[Lines of data]
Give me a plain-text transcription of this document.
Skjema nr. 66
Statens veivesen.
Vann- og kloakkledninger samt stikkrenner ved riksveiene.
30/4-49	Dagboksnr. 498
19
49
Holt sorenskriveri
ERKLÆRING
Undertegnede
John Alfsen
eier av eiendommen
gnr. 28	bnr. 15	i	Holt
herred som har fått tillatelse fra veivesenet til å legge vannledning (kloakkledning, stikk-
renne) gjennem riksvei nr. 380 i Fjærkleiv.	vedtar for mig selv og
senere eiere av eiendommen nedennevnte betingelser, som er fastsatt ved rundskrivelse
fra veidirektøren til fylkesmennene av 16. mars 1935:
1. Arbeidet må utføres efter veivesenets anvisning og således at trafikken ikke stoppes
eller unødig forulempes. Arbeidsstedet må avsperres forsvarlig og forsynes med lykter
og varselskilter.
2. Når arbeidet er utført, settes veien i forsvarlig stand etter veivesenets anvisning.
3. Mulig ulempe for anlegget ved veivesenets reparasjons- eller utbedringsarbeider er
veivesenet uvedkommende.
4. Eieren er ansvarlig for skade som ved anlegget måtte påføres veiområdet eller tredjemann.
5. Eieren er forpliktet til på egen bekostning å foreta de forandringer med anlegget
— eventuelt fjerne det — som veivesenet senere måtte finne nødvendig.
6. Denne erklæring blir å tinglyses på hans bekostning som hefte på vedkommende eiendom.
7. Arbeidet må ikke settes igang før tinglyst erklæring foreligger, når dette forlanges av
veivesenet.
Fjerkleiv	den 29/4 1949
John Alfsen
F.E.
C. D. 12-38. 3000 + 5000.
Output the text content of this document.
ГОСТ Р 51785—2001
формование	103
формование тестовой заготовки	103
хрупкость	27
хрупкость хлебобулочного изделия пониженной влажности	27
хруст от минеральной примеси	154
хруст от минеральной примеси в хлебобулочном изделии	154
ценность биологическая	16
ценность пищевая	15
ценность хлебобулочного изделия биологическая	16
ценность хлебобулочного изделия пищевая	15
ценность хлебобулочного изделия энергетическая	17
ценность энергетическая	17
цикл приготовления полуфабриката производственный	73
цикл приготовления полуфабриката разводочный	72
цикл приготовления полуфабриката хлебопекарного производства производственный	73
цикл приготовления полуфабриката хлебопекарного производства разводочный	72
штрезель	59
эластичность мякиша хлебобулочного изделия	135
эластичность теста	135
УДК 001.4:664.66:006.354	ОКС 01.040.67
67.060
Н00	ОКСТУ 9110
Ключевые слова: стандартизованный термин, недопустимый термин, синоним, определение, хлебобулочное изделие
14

Job:
Scan the data for the word "ценность" and copy every line where it shows up.

Response to this exercise:
ценность биологическая	16
ценность пищевая	15
ценность хлебобулочного изделия биологическая	16
ценность хлебобулочного изделия пищевая	15
ценность хлебобулочного изделия энергетическая	17
ценность энергетическая	17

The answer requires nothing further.